▶ _What this task involves_
Pull out all lines from the listing below in which the word "Type" appears.

[Saved entries]
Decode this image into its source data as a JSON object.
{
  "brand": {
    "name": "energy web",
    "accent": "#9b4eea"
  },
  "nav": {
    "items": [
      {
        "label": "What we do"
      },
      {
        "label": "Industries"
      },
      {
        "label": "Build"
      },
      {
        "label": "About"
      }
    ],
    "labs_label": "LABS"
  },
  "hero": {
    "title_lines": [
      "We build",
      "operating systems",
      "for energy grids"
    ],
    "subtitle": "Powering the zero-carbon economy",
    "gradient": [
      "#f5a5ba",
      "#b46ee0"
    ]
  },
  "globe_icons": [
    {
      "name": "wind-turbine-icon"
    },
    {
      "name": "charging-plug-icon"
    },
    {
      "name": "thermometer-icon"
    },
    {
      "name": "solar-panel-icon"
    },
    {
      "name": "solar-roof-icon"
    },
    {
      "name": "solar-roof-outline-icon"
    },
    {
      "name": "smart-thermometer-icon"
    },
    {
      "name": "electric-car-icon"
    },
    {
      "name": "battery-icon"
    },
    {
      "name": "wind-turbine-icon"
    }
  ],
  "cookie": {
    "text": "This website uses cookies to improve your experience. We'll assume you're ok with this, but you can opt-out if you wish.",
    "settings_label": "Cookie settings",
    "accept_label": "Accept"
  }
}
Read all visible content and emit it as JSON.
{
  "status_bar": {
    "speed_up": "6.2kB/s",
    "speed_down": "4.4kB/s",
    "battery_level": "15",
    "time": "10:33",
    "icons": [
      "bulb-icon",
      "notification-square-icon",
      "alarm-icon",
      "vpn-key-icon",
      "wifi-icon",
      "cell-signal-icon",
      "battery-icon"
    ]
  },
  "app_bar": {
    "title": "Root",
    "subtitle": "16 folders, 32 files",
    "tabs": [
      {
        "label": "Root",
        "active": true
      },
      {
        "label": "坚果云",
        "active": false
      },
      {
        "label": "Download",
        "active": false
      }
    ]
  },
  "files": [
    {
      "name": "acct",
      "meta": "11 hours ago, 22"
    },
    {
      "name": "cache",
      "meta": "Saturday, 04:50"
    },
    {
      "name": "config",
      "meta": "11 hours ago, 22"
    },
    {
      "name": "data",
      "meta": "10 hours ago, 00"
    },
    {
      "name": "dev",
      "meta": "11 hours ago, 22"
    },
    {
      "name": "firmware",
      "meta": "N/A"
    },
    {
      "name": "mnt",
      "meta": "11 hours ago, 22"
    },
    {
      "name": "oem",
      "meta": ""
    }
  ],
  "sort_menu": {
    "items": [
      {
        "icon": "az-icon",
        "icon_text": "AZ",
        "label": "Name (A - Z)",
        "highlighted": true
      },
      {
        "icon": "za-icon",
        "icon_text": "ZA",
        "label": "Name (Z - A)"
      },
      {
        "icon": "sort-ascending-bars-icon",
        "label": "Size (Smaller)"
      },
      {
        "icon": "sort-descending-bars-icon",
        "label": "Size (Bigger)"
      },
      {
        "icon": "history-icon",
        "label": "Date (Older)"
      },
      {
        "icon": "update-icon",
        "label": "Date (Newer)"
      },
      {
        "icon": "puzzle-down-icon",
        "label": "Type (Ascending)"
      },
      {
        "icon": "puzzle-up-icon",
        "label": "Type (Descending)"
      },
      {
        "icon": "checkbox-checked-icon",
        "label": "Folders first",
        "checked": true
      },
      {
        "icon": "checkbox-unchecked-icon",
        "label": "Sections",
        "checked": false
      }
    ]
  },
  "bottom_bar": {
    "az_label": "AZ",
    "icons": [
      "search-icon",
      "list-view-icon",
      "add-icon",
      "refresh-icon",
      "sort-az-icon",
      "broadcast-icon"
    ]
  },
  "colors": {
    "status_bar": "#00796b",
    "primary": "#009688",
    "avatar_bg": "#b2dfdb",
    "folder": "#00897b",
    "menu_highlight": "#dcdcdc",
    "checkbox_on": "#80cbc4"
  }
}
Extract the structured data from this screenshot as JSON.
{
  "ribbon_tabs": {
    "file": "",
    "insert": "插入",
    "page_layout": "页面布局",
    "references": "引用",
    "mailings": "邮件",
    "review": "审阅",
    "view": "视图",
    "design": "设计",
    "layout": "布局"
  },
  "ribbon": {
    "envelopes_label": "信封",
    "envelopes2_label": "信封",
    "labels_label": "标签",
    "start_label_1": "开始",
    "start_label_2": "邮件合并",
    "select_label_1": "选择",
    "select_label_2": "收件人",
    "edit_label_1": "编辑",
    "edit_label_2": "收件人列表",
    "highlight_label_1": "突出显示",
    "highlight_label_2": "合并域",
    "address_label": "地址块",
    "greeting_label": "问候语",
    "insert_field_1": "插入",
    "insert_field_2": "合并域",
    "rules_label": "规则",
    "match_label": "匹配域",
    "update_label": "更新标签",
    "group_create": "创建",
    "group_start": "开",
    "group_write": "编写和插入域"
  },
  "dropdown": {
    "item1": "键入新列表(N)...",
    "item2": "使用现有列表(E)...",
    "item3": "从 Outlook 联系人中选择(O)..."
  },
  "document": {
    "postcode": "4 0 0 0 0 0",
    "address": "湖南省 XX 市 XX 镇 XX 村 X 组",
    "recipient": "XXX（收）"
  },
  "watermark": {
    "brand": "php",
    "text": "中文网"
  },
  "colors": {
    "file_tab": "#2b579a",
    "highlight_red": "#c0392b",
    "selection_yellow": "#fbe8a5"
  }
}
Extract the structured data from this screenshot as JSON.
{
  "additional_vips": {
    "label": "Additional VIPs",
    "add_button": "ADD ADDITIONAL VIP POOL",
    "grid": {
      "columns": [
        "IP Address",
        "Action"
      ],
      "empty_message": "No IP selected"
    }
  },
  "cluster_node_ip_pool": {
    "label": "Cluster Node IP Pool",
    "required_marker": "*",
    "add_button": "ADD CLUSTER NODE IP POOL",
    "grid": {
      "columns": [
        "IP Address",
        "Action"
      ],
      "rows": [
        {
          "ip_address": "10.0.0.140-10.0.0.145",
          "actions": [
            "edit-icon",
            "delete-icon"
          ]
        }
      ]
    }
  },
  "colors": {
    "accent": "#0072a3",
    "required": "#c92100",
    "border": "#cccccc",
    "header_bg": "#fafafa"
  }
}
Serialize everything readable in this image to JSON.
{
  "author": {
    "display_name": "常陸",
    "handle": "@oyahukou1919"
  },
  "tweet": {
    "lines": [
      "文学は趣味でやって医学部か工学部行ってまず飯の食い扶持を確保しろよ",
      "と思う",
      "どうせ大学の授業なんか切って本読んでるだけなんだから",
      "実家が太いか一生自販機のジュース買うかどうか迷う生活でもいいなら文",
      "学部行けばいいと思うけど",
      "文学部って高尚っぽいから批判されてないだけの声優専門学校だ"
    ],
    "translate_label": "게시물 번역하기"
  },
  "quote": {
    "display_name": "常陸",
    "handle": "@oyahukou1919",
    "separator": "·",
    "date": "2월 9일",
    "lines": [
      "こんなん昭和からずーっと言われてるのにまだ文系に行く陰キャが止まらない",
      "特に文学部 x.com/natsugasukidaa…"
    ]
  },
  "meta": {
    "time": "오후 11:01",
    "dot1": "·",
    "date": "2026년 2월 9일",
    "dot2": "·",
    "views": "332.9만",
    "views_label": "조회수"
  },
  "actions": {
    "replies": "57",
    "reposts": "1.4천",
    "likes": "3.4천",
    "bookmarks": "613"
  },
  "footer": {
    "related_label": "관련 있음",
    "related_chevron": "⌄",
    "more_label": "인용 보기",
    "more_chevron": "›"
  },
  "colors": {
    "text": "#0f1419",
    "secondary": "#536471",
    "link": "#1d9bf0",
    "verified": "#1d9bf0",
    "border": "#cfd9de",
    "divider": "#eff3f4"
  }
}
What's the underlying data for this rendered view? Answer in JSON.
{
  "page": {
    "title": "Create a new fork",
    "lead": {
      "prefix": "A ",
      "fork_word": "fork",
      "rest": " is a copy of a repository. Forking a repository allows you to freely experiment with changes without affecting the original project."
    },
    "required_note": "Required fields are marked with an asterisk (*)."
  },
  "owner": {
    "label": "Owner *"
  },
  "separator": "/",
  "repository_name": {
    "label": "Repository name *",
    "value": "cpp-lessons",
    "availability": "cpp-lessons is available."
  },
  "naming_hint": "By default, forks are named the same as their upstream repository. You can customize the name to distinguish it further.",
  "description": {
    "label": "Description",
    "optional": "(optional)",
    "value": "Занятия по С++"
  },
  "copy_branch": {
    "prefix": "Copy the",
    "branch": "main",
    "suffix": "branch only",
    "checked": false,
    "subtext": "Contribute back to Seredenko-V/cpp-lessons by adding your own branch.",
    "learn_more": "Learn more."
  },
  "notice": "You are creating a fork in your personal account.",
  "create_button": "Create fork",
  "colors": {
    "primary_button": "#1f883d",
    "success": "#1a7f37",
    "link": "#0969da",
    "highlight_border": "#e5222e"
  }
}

▶ _Exercise output_
        "label": "Type (Ascending)"
        "label": "Type (Descending)"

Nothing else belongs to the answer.